--- Start Records for processing ---
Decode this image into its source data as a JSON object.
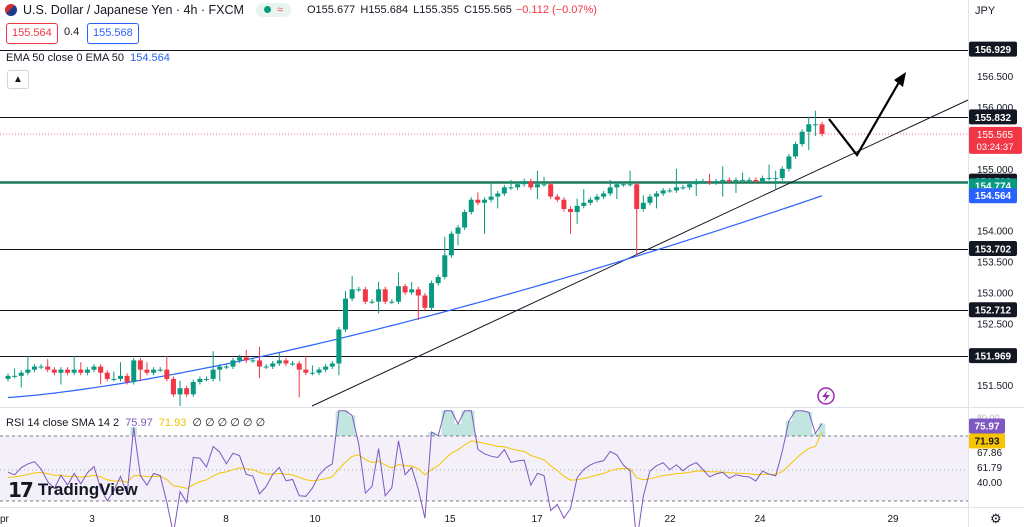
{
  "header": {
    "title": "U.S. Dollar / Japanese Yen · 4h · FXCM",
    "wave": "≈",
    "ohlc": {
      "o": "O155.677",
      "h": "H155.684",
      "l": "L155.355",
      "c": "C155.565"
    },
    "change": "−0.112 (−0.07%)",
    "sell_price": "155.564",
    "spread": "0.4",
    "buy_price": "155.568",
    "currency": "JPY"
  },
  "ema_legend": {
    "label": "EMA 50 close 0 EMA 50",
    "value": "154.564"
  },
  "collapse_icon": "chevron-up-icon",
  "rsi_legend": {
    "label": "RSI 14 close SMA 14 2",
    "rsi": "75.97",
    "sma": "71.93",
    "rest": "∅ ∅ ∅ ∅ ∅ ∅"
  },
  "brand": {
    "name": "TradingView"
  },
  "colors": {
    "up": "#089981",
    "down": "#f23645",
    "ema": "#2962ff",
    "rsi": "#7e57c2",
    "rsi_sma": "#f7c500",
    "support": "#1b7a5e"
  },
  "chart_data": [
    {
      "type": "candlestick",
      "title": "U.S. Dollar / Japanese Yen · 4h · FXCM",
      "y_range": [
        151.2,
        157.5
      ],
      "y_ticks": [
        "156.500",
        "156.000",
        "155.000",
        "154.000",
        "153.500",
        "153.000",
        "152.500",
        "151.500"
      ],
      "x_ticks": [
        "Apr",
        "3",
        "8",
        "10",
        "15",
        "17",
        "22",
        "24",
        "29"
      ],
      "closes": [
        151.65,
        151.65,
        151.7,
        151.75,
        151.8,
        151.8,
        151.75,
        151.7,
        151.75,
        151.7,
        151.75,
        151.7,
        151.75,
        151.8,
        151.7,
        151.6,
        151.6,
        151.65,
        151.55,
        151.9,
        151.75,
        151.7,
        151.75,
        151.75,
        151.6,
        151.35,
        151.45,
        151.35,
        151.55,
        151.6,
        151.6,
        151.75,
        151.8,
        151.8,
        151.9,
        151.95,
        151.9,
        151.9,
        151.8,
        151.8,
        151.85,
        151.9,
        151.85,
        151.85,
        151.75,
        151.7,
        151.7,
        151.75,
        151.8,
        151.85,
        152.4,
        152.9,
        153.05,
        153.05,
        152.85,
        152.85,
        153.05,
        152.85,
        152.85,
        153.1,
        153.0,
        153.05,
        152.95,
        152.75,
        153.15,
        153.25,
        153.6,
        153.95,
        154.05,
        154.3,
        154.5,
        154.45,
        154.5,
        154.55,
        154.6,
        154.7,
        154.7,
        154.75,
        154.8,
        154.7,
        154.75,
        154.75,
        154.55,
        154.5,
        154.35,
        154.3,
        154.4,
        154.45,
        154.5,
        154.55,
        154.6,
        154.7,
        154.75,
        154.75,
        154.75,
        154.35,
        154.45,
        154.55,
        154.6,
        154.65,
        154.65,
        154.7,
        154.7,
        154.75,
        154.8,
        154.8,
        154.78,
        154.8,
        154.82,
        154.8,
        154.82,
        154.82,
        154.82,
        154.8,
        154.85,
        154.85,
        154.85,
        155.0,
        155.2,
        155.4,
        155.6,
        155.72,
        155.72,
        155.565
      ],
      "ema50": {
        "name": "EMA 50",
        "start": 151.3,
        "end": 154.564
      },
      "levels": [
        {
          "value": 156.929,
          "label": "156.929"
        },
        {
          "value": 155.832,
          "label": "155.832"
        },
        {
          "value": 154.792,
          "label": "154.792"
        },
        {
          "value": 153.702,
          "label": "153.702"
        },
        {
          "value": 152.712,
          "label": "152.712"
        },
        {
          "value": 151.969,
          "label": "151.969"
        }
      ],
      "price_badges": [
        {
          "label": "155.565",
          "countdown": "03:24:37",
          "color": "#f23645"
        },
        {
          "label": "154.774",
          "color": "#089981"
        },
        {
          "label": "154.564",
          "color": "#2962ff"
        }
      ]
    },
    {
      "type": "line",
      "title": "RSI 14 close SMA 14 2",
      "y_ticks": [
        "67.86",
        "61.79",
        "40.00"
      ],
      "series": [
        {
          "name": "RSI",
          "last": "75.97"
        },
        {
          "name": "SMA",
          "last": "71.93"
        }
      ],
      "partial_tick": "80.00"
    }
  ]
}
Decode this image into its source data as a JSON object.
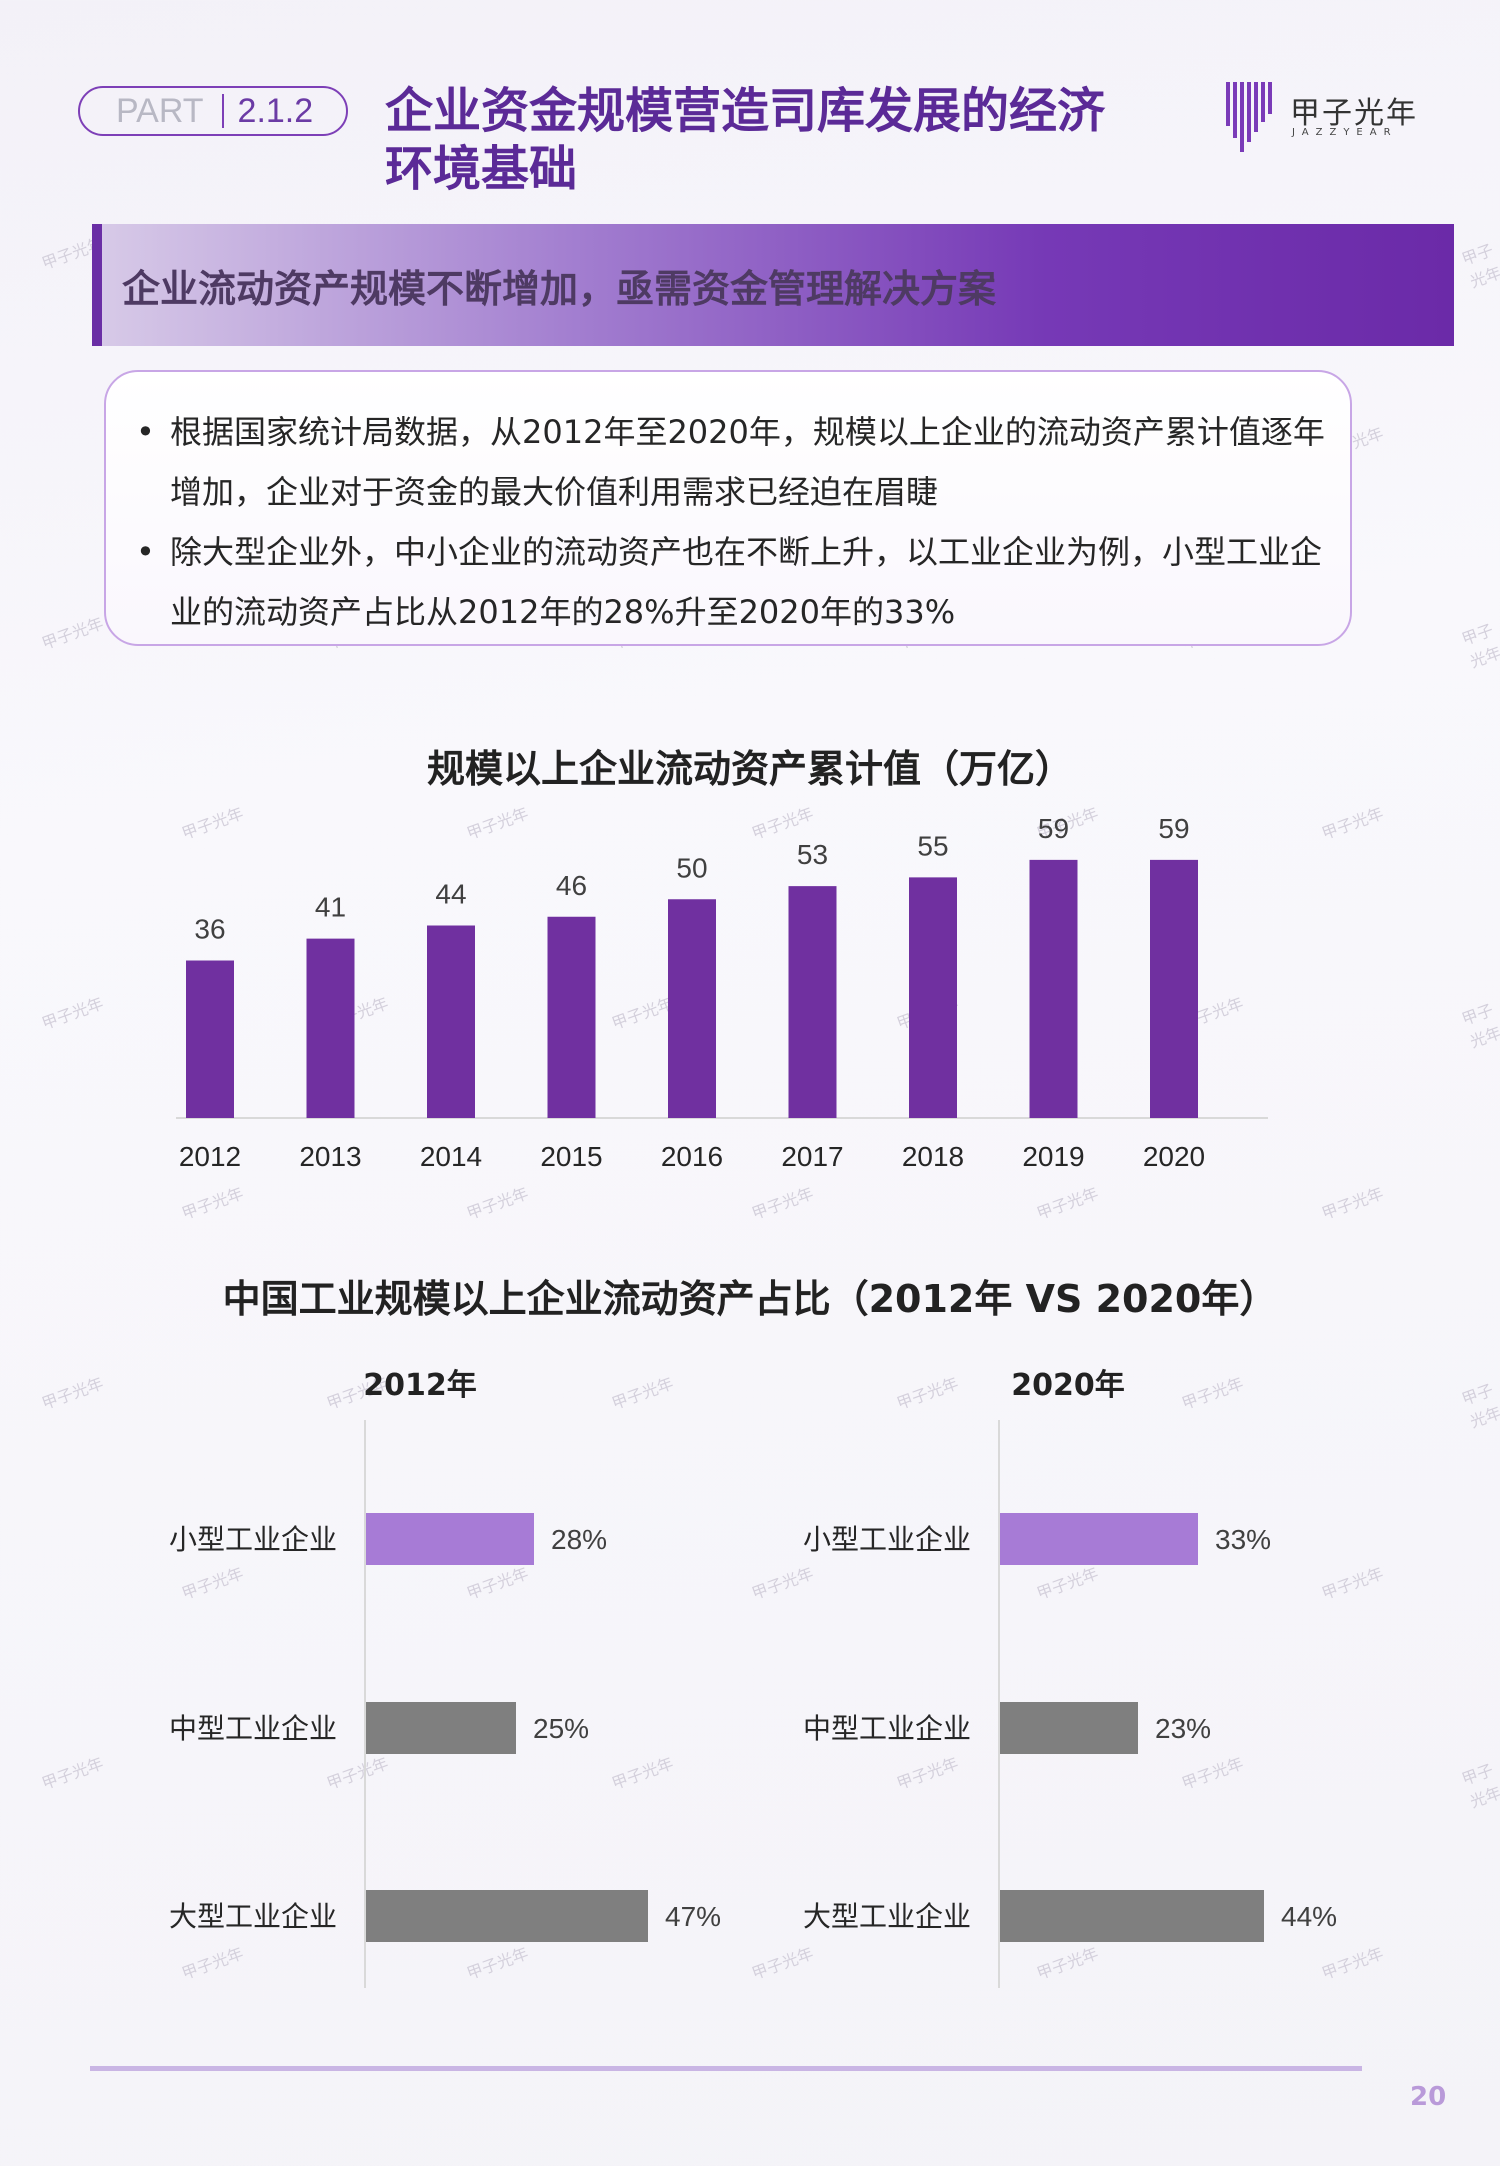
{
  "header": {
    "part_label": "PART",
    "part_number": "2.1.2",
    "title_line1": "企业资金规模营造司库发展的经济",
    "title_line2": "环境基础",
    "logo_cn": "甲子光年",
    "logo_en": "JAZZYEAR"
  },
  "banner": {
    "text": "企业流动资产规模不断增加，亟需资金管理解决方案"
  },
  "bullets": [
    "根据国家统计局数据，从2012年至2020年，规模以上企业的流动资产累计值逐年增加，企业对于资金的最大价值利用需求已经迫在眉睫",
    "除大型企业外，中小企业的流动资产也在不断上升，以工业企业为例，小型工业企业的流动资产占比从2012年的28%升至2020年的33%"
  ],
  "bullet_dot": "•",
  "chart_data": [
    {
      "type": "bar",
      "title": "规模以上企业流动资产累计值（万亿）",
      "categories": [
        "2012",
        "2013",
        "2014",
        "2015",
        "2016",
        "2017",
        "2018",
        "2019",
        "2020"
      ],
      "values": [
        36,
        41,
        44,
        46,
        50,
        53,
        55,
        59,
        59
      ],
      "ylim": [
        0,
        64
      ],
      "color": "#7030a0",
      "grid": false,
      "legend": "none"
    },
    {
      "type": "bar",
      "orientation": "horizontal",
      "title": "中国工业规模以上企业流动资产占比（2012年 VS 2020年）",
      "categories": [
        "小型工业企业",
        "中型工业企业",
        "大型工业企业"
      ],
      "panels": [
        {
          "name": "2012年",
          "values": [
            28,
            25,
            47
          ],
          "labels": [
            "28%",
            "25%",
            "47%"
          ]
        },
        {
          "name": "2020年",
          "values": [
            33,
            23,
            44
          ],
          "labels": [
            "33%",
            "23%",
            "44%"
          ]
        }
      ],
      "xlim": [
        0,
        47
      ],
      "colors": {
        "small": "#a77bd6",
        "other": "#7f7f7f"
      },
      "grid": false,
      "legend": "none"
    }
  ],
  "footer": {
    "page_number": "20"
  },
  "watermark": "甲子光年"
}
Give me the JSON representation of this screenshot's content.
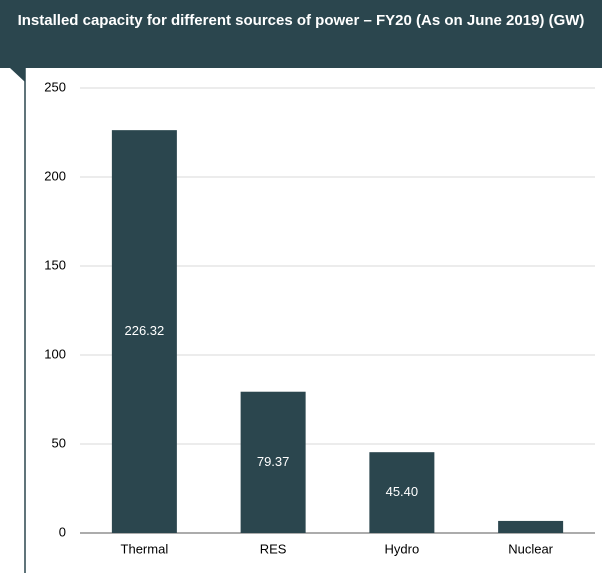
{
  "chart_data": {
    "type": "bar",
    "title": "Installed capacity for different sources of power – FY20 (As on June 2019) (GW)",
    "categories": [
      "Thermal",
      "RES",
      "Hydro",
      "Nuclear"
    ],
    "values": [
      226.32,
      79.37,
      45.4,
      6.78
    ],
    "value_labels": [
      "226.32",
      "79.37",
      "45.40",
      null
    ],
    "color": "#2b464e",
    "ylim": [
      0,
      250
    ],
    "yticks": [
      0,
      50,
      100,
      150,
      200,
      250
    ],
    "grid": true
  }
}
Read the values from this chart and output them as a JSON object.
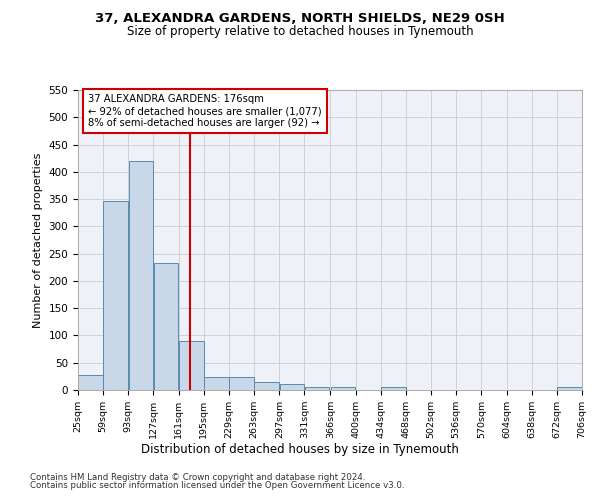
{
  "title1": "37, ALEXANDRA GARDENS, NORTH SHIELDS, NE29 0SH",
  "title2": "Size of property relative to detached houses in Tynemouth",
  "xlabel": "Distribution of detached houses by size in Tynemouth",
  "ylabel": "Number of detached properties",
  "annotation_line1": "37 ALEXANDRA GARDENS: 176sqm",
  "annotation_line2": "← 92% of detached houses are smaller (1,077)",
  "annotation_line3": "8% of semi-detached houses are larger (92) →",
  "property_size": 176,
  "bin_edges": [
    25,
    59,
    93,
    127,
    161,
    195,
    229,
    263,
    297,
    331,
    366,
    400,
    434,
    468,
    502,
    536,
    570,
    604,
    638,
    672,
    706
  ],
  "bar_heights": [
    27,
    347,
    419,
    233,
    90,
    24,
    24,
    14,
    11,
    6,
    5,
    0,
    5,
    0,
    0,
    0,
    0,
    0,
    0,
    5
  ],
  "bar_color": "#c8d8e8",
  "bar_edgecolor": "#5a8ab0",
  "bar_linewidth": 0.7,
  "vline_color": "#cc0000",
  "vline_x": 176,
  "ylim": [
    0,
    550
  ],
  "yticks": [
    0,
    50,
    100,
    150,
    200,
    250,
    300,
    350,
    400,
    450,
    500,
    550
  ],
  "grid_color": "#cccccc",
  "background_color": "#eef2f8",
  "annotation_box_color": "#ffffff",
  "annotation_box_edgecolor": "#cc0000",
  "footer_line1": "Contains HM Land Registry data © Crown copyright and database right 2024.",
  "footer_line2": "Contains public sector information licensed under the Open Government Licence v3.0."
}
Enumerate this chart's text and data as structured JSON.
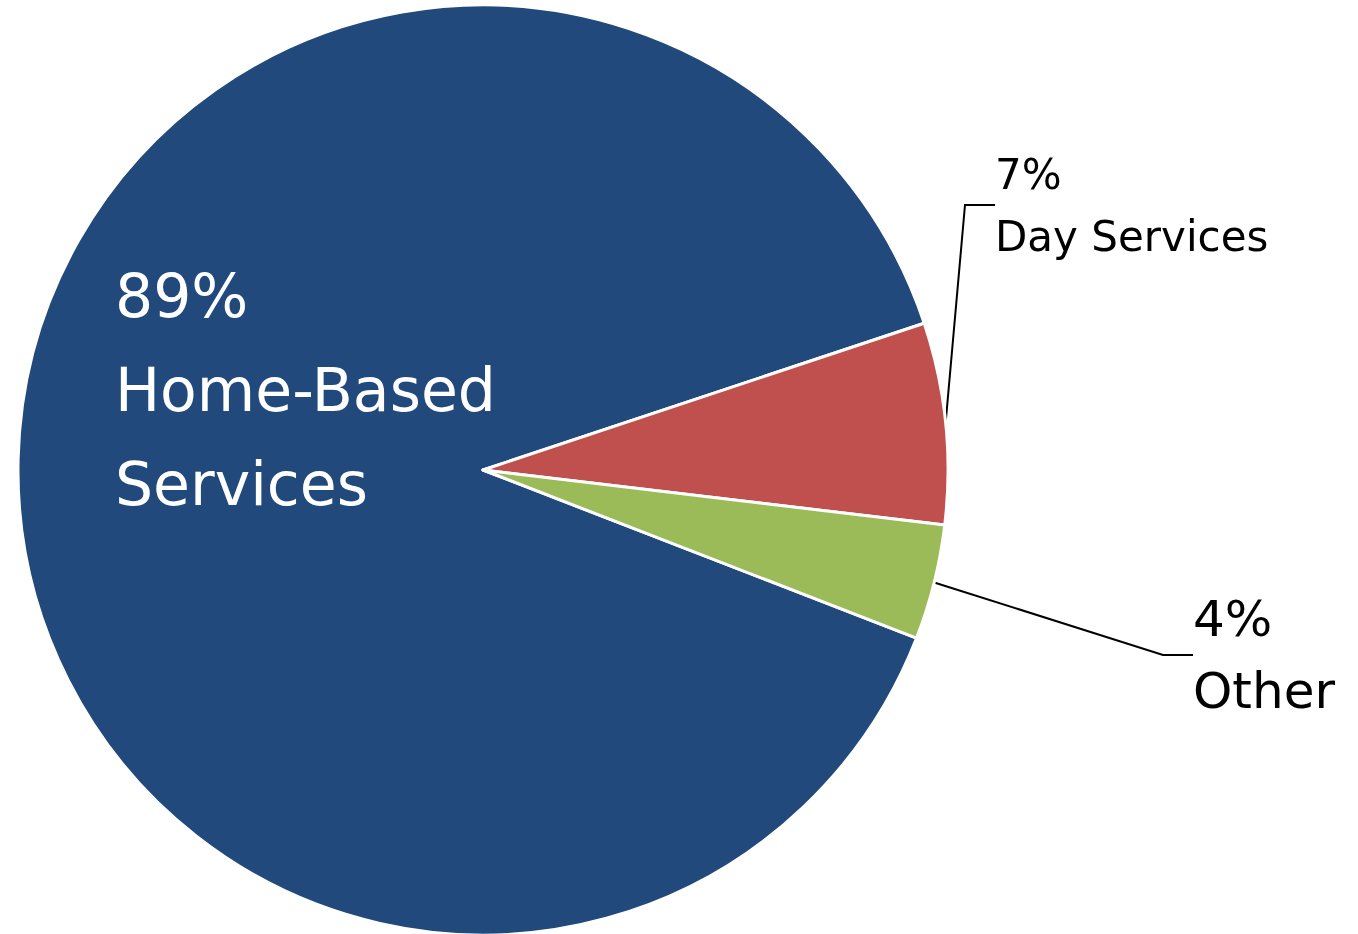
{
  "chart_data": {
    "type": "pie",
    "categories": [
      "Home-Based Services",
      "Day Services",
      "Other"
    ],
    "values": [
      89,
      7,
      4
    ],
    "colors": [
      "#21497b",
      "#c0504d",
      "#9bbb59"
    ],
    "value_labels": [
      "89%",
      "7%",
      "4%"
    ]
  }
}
--- End Records for processing ---
▸ **Exercise requirements**
Find the word "GARDENS" in the data and show each line that holds it.

▸ **Output of the exercise**
  "title1": "37, ALEXANDRA GARDENS, NORTH SHIELDS, NE29 0SH",
  "annotation_line1": "37 ALEXANDRA GARDENS: 176sqm",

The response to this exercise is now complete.